[Stored entries]
* Start *
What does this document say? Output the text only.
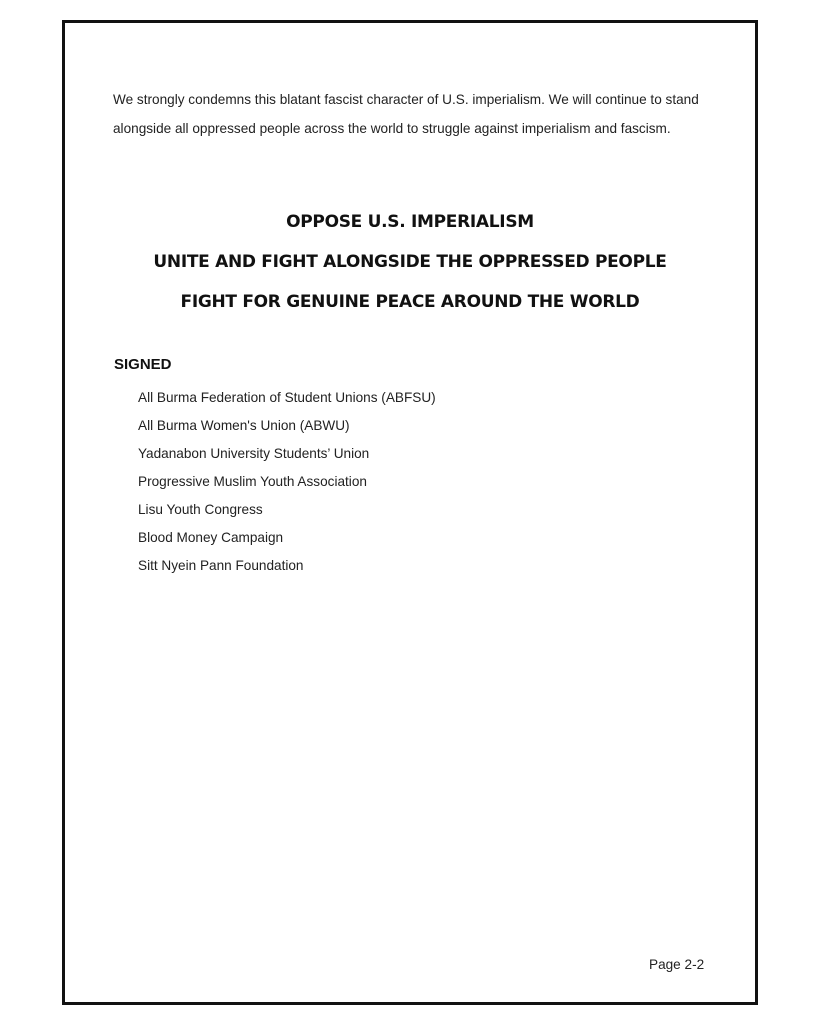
We strongly condemns this blatant fascist character of U.S. imperialism. We will continue to stand alongside all oppressed people across the world to struggle against imperialism and fascism.

OPPOSE U.S. IMPERIALISM
UNITE AND FIGHT ALONGSIDE THE OPPRESSED PEOPLE
FIGHT FOR GENUINE PEACE AROUND THE WORLD
SIGNED
All Burma Federation of Student Unions (ABFSU)
All Burma Women's Union (ABWU)
Yadanabon University Students’ Union
Progressive Muslim Youth Association
Lisu Youth Congress
Blood Money Campaign
Sitt Nyein Pann Foundation
Page 2-2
* End *
*AIM OF THE TASK*. Set the pictures aside and transcribe the data above exactly.

*RESULT*.
What does this document say? Output the text only.
We strongly condemns this blatant fascist character of U.S. imperialism. We will continue to stand alongside all oppressed people across the world to struggle against imperialism and fascism.

OPPOSE U.S. IMPERIALISM
UNITE AND FIGHT ALONGSIDE THE OPPRESSED PEOPLE
FIGHT FOR GENUINE PEACE AROUND THE WORLD
SIGNED
All Burma Federation of Student Unions (ABFSU)
All Burma Women's Union (ABWU)
Yadanabon University Students’ Union
Progressive Muslim Youth Association
Lisu Youth Congress
Blood Money Campaign
Sitt Nyein Pann Foundation
Page 2-2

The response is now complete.